(Entries from a dataset)
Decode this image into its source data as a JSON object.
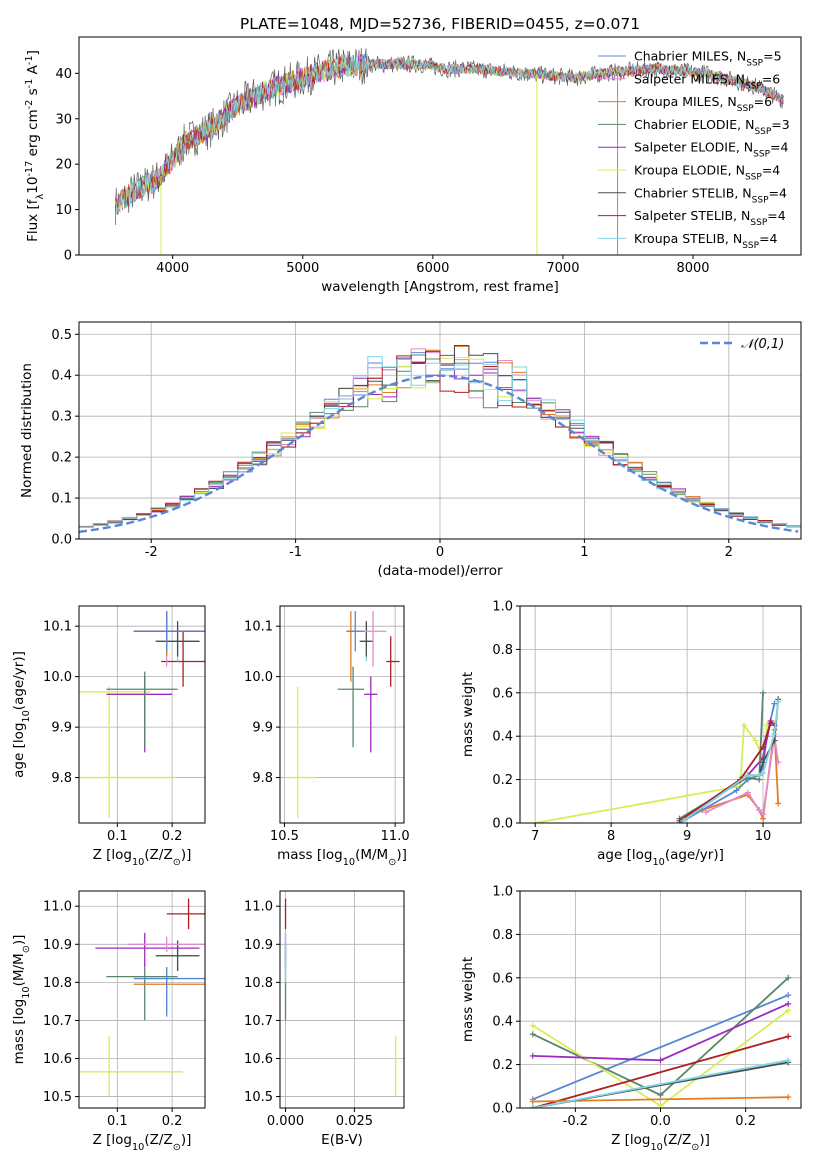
{
  "chart_data": [
    {
      "id": "spectrum",
      "type": "line",
      "title": "PLATE=1048, MJD=52736, FIBERID=0455, z=0.071",
      "xlabel": "wavelength [Angstrom, rest frame]",
      "ylabel": "Flux [f$_\\lambda$$10^{-17}$ erg cm$^{-2}$ s$^{-1}$ A$^{-1}$]",
      "xlim": [
        3280,
        8830
      ],
      "ylim": [
        0,
        48
      ],
      "xticks": [
        4000,
        5000,
        6000,
        7000,
        8000
      ],
      "yticks": [
        0,
        10,
        20,
        30,
        40
      ],
      "grid": false,
      "legend_position": "top-right",
      "continuum_x": [
        3560,
        3700,
        3900,
        4000,
        4100,
        4300,
        4500,
        4700,
        4900,
        5100,
        5300,
        5500,
        5700,
        5900,
        6100,
        6300,
        6500,
        6700,
        6900,
        7100,
        7300,
        7500,
        7700,
        7900,
        8100,
        8300,
        8500,
        8700
      ],
      "continuum_y": [
        11,
        14,
        17,
        21,
        25,
        28,
        33,
        36,
        38,
        40,
        41.5,
        42,
        42,
        42,
        41,
        41,
        40.5,
        40,
        39.5,
        39,
        40,
        40.5,
        41,
        40.5,
        40,
        38.5,
        37,
        34
      ],
      "series": [
        {
          "name": "Chabrier MILES, N$_{SSP}$=5",
          "color": "#5b86d6"
        },
        {
          "name": "Salpeter MILES, N$_{SSP}$=6",
          "color": "#e08ad0"
        },
        {
          "name": "Kroupa MILES, N$_{SSP}$=6",
          "color": "#e37c22"
        },
        {
          "name": "Chabrier ELODIE, N$_{SSP}$=3",
          "color": "#58876a"
        },
        {
          "name": "Salpeter ELODIE, N$_{SSP}$=4",
          "color": "#9c2bc2"
        },
        {
          "name": "Kroupa ELODIE, N$_{SSP}$=4",
          "color": "#d8ec56"
        },
        {
          "name": "Chabrier STELIB, N$_{SSP}$=4",
          "color": "#4d4d4d"
        },
        {
          "name": "Salpeter STELIB, N$_{SSP}$=4",
          "color": "#b01e1e"
        },
        {
          "name": "Kroupa STELIB, N$_{SSP}$=4",
          "color": "#7ed6e6"
        }
      ]
    },
    {
      "id": "residuals",
      "type": "line",
      "xlabel": "(data-model)/error",
      "ylabel": "Normed distribution",
      "xlim": [
        -2.5,
        2.5
      ],
      "ylim": [
        0,
        0.53
      ],
      "xticks": [
        -2,
        -1,
        0,
        1,
        2
      ],
      "yticks": [
        0.0,
        0.1,
        0.2,
        0.3,
        0.4,
        0.5
      ],
      "grid": true,
      "legend": "$\\mathcal{N}(0,1)$",
      "legend_position": "top-right",
      "bin_width": 0.1,
      "histogram_envelope": [
        0.03,
        0.03,
        0.04,
        0.04,
        0.05,
        0.05,
        0.06,
        0.06,
        0.07,
        0.08,
        0.09,
        0.1,
        0.11,
        0.13,
        0.14,
        0.15,
        0.17,
        0.19,
        0.21,
        0.23,
        0.25,
        0.27,
        0.29,
        0.31,
        0.33,
        0.35,
        0.37,
        0.39,
        0.41,
        0.43,
        0.44,
        0.45,
        0.46,
        0.45,
        0.43,
        0.42,
        0.41,
        0.4,
        0.39,
        0.38,
        0.37,
        0.35,
        0.33,
        0.31,
        0.29,
        0.27,
        0.25,
        0.23,
        0.21,
        0.19,
        0.17,
        0.15,
        0.13,
        0.12,
        0.1,
        0.09,
        0.08,
        0.07,
        0.06,
        0.05,
        0.05,
        0.04,
        0.04,
        0.03,
        0.03,
        0.03,
        0.02,
        0.02,
        0.02,
        0.02,
        0.02,
        0.02,
        0.02,
        0.02,
        0.02,
        0.02,
        0.02,
        0.02,
        0.02,
        0.02,
        0.02,
        0.02,
        0.02,
        0.02,
        0.02,
        0.02,
        0.02,
        0.02,
        0.02,
        0.02,
        0.02,
        0.02,
        0.02,
        0.02,
        0.02,
        0.02,
        0.02,
        0.02,
        0.02,
        0.02
      ],
      "gaussian_color": "#5b86d6"
    },
    {
      "id": "z_vs_age",
      "type": "scatter",
      "xlabel": "Z [log$_{10}$($Z/Z_\\odot$)]",
      "ylabel": "age  [log$_{10}$($age/yr$)]",
      "xlim": [
        0.03,
        0.26
      ],
      "ylim": [
        9.71,
        10.14
      ],
      "xticks": [
        0.1,
        0.2
      ],
      "yticks": [
        9.8,
        9.9,
        10.0,
        10.1
      ],
      "grid": true,
      "points": [
        {
          "c": "#d8ec56",
          "x": 0.085,
          "y": 9.97,
          "xe": [
            0.0,
            0.16
          ],
          "ye": [
            9.72,
            9.98
          ]
        },
        {
          "c": "#d8ec56",
          "x": 0.08,
          "y": 9.8,
          "xe": [
            0.02,
            0.21
          ],
          "ye": [
            9.8,
            9.8
          ]
        },
        {
          "c": "#9c2bc2",
          "x": 0.15,
          "y": 9.965,
          "xe": [
            0.08,
            0.2
          ],
          "ye": [
            9.85,
            10.0
          ]
        },
        {
          "c": "#58876a",
          "x": 0.15,
          "y": 9.975,
          "xe": [
            0.08,
            0.21
          ],
          "ye": [
            9.86,
            10.01
          ]
        },
        {
          "c": "#b01e1e",
          "x": 0.22,
          "y": 10.03,
          "xe": [
            0.18,
            0.26
          ],
          "ye": [
            9.98,
            10.09
          ]
        },
        {
          "c": "#7ed6e6",
          "x": 0.21,
          "y": 10.07,
          "xe": [
            0.17,
            0.25
          ],
          "ye": [
            10.03,
            10.1
          ]
        },
        {
          "c": "#4d4d4d",
          "x": 0.21,
          "y": 10.07,
          "xe": [
            0.17,
            0.25
          ],
          "ye": [
            10.04,
            10.11
          ]
        },
        {
          "c": "#e08ad0",
          "x": 0.19,
          "y": 10.09,
          "xe": [
            0.13,
            0.26
          ],
          "ye": [
            10.02,
            10.13
          ]
        },
        {
          "c": "#e37c22",
          "x": 0.19,
          "y": 10.09,
          "xe": [
            0.13,
            0.26
          ],
          "ye": [
            10.04,
            10.13
          ]
        },
        {
          "c": "#b01e1e",
          "x": 0.19,
          "y": 10.09,
          "xe": [
            0.13,
            0.26
          ],
          "ye": [
            10.06,
            10.12
          ]
        },
        {
          "c": "#5b86d6",
          "x": 0.19,
          "y": 10.09,
          "xe": [
            0.13,
            0.26
          ],
          "ye": [
            10.05,
            10.13
          ]
        }
      ]
    },
    {
      "id": "mass_vs_age",
      "type": "scatter",
      "xlabel": "mass [log$_{10}$($M/M_\\odot$)]",
      "ylabel": "",
      "xlim": [
        10.48,
        11.04
      ],
      "ylim": [
        9.71,
        10.14
      ],
      "xticks": [
        10.5,
        11.0
      ],
      "yticks": [
        9.8,
        9.9,
        10.0,
        10.1
      ],
      "grid": true,
      "points": [
        {
          "c": "#d8ec56",
          "x": 10.56,
          "y": 9.8,
          "xe": [
            10.5,
            10.64
          ],
          "ye": [
            9.72,
            9.98
          ]
        },
        {
          "c": "#9c2bc2",
          "x": 10.89,
          "y": 9.965,
          "xe": [
            10.86,
            10.92
          ],
          "ye": [
            9.85,
            10.0
          ]
        },
        {
          "c": "#58876a",
          "x": 10.81,
          "y": 9.975,
          "xe": [
            10.74,
            10.86
          ],
          "ye": [
            9.86,
            10.02
          ]
        },
        {
          "c": "#b01e1e",
          "x": 10.98,
          "y": 10.03,
          "xe": [
            10.96,
            11.02
          ],
          "ye": [
            9.98,
            10.08
          ]
        },
        {
          "c": "#7ed6e6",
          "x": 10.87,
          "y": 10.07,
          "xe": [
            10.84,
            10.9
          ],
          "ye": [
            10.03,
            10.1
          ]
        },
        {
          "c": "#4d4d4d",
          "x": 10.87,
          "y": 10.07,
          "xe": [
            10.84,
            10.9
          ],
          "ye": [
            10.04,
            10.11
          ]
        },
        {
          "c": "#e08ad0",
          "x": 10.9,
          "y": 10.09,
          "xe": [
            10.82,
            10.96
          ],
          "ye": [
            10.02,
            10.13
          ]
        },
        {
          "c": "#e37c22",
          "x": 10.8,
          "y": 10.09,
          "xe": [
            10.78,
            10.84
          ],
          "ye": [
            9.99,
            10.13
          ]
        },
        {
          "c": "#5b86d6",
          "x": 10.82,
          "y": 10.09,
          "xe": [
            10.78,
            10.86
          ],
          "ye": [
            10.05,
            10.13
          ]
        }
      ]
    },
    {
      "id": "age_vs_weight",
      "type": "line",
      "xlabel": "age  [log$_{10}$($age/yr$)]",
      "ylabel": "mass weight",
      "xlim": [
        6.8,
        10.5
      ],
      "ylim": [
        0,
        1.0
      ],
      "xticks": [
        7,
        8,
        9,
        10
      ],
      "yticks": [
        0.0,
        0.2,
        0.4,
        0.6,
        0.8,
        1.0
      ],
      "grid": true,
      "series": [
        {
          "c": "#d8ec56",
          "x": [
            7.0,
            9.7,
            9.75,
            9.9,
            10.0,
            10.05,
            10.15
          ],
          "y": [
            0.0,
            0.17,
            0.45,
            0.38,
            0.3,
            0.45,
            0.46
          ]
        },
        {
          "c": "#e37c22",
          "x": [
            9.2,
            9.8,
            9.95,
            10.0,
            10.15,
            10.2
          ],
          "y": [
            0.06,
            0.13,
            0.06,
            0.02,
            0.43,
            0.09
          ]
        },
        {
          "c": "#5b86d6",
          "x": [
            8.9,
            9.65,
            9.8,
            9.95,
            10.0,
            10.05,
            10.15
          ],
          "y": [
            0.0,
            0.15,
            0.2,
            0.22,
            0.26,
            0.4,
            0.55
          ]
        },
        {
          "c": "#9c2bc2",
          "x": [
            9.8,
            10.0,
            10.1,
            10.15
          ],
          "y": [
            0.22,
            0.3,
            0.47,
            0.45
          ]
        },
        {
          "c": "#58876a",
          "x": [
            8.9,
            9.8,
            9.95,
            10.0
          ],
          "y": [
            0.02,
            0.21,
            0.2,
            0.6
          ]
        },
        {
          "c": "#b01e1e",
          "x": [
            8.9,
            9.7,
            10.0,
            10.1
          ],
          "y": [
            0.01,
            0.2,
            0.35,
            0.46
          ]
        },
        {
          "c": "#e08ad0",
          "x": [
            9.25,
            9.8,
            9.95,
            10.0,
            10.15,
            10.2
          ],
          "y": [
            0.05,
            0.14,
            0.06,
            0.04,
            0.4,
            0.28
          ]
        },
        {
          "c": "#4d4d4d",
          "x": [
            8.95,
            9.8,
            9.95,
            10.0,
            10.15,
            10.2
          ],
          "y": [
            0.01,
            0.22,
            0.22,
            0.28,
            0.38,
            0.57
          ]
        },
        {
          "c": "#7ed6e6",
          "x": [
            8.95,
            9.8,
            9.95,
            10.0,
            10.15,
            10.2
          ],
          "y": [
            0.01,
            0.22,
            0.22,
            0.23,
            0.41,
            0.56
          ]
        }
      ]
    },
    {
      "id": "z_vs_mass",
      "type": "scatter",
      "xlabel": "Z [log$_{10}$($Z/Z_\\odot$)]",
      "ylabel": "mass [log$_{10}$($M/M_\\odot$)]",
      "xlim": [
        0.03,
        0.26
      ],
      "ylim": [
        10.47,
        11.04
      ],
      "xticks": [
        0.1,
        0.2
      ],
      "yticks": [
        10.5,
        10.6,
        10.7,
        10.8,
        10.9,
        11.0
      ],
      "grid": true,
      "points": [
        {
          "c": "#d8ec56",
          "x": 0.085,
          "y": 10.565,
          "xe": [
            0.03,
            0.22
          ],
          "ye": [
            10.5,
            10.66
          ]
        },
        {
          "c": "#9c2bc2",
          "x": 0.15,
          "y": 10.89,
          "xe": [
            0.06,
            0.25
          ],
          "ye": [
            10.84,
            10.93
          ]
        },
        {
          "c": "#58876a",
          "x": 0.15,
          "y": 10.815,
          "xe": [
            0.08,
            0.21
          ],
          "ye": [
            10.7,
            10.84
          ]
        },
        {
          "c": "#b01e1e",
          "x": 0.23,
          "y": 10.98,
          "xe": [
            0.19,
            0.26
          ],
          "ye": [
            10.94,
            11.02
          ]
        },
        {
          "c": "#7ed6e6",
          "x": 0.21,
          "y": 10.87,
          "xe": [
            0.17,
            0.25
          ],
          "ye": [
            10.83,
            10.9
          ]
        },
        {
          "c": "#4d4d4d",
          "x": 0.21,
          "y": 10.87,
          "xe": [
            0.17,
            0.25
          ],
          "ye": [
            10.83,
            10.91
          ]
        },
        {
          "c": "#e08ad0",
          "x": 0.19,
          "y": 10.9,
          "xe": [
            0.12,
            0.26
          ],
          "ye": [
            10.88,
            10.92
          ]
        },
        {
          "c": "#e37c22",
          "x": 0.19,
          "y": 10.795,
          "xe": [
            0.13,
            0.26
          ],
          "ye": [
            10.72,
            10.84
          ]
        },
        {
          "c": "#5b86d6",
          "x": 0.19,
          "y": 10.81,
          "xe": [
            0.13,
            0.26
          ],
          "ye": [
            10.71,
            10.84
          ]
        }
      ]
    },
    {
      "id": "ebv_vs_mass",
      "type": "scatter",
      "xlabel": "E(B-V)",
      "ylabel": "",
      "xlim": [
        -0.002,
        0.043
      ],
      "ylim": [
        10.47,
        11.04
      ],
      "xticks": [
        0.0,
        0.025
      ],
      "yticks": [
        10.5,
        10.6,
        10.7,
        10.8,
        10.9,
        11.0
      ],
      "grid": true,
      "points": [
        {
          "c": "#d8ec56",
          "x": 0.04,
          "y": 10.565,
          "xe": [
            0.04,
            0.04
          ],
          "ye": [
            10.5,
            10.66
          ]
        },
        {
          "c": "#b01e1e",
          "x": 0.0,
          "y": 10.98,
          "xe": [
            0.0,
            0.0
          ],
          "ye": [
            10.94,
            11.02
          ]
        },
        {
          "c": "#9c2bc2",
          "x": 0.0,
          "y": 10.89,
          "xe": [
            0.0,
            0.0
          ],
          "ye": [
            10.84,
            10.93
          ]
        },
        {
          "c": "#58876a",
          "x": 0.0,
          "y": 10.8,
          "xe": [
            0.0,
            0.0
          ],
          "ye": [
            10.7,
            10.9
          ]
        },
        {
          "c": "#7ed6e6",
          "x": 0.0,
          "y": 10.87,
          "xe": [
            0.0,
            0.0
          ],
          "ye": [
            10.8,
            10.93
          ]
        }
      ]
    },
    {
      "id": "z_vs_weight",
      "type": "line",
      "xlabel": "Z [log$_{10}$($Z/Z_\\odot$)]",
      "ylabel": "mass weight",
      "xlim": [
        -0.33,
        0.33
      ],
      "ylim": [
        0,
        1.0
      ],
      "xticks": [
        -0.2,
        0.0,
        0.2
      ],
      "yticks": [
        0.0,
        0.2,
        0.4,
        0.6,
        0.8,
        1.0
      ],
      "grid": true,
      "series": [
        {
          "c": "#5b86d6",
          "x": [
            -0.3,
            0.3
          ],
          "y": [
            0.04,
            0.52
          ]
        },
        {
          "c": "#58876a",
          "x": [
            -0.3,
            0.0,
            0.3
          ],
          "y": [
            0.34,
            0.06,
            0.6
          ]
        },
        {
          "c": "#d8ec56",
          "x": [
            -0.3,
            0.0,
            0.3
          ],
          "y": [
            0.38,
            0.01,
            0.45
          ]
        },
        {
          "c": "#9c2bc2",
          "x": [
            -0.3,
            0.0,
            0.3
          ],
          "y": [
            0.24,
            0.22,
            0.48
          ]
        },
        {
          "c": "#b01e1e",
          "x": [
            -0.3,
            0.3
          ],
          "y": [
            0.0,
            0.33
          ]
        },
        {
          "c": "#e37c22",
          "x": [
            -0.3,
            0.3
          ],
          "y": [
            0.03,
            0.05
          ]
        },
        {
          "c": "#4d4d4d",
          "x": [
            -0.3,
            0.3
          ],
          "y": [
            0.0,
            0.21
          ]
        },
        {
          "c": "#7ed6e6",
          "x": [
            -0.3,
            0.3
          ],
          "y": [
            0.0,
            0.22
          ]
        }
      ]
    }
  ]
}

*Work instructions:* All lines in the data that contain the word "MILES" should be copied.

*Output of the task:*
          "name": "Chabrier MILES, N$_{SSP}$=5",
          "name": "Salpeter MILES, N$_{SSP}$=6",
          "name": "Kroupa MILES, N$_{SSP}$=6",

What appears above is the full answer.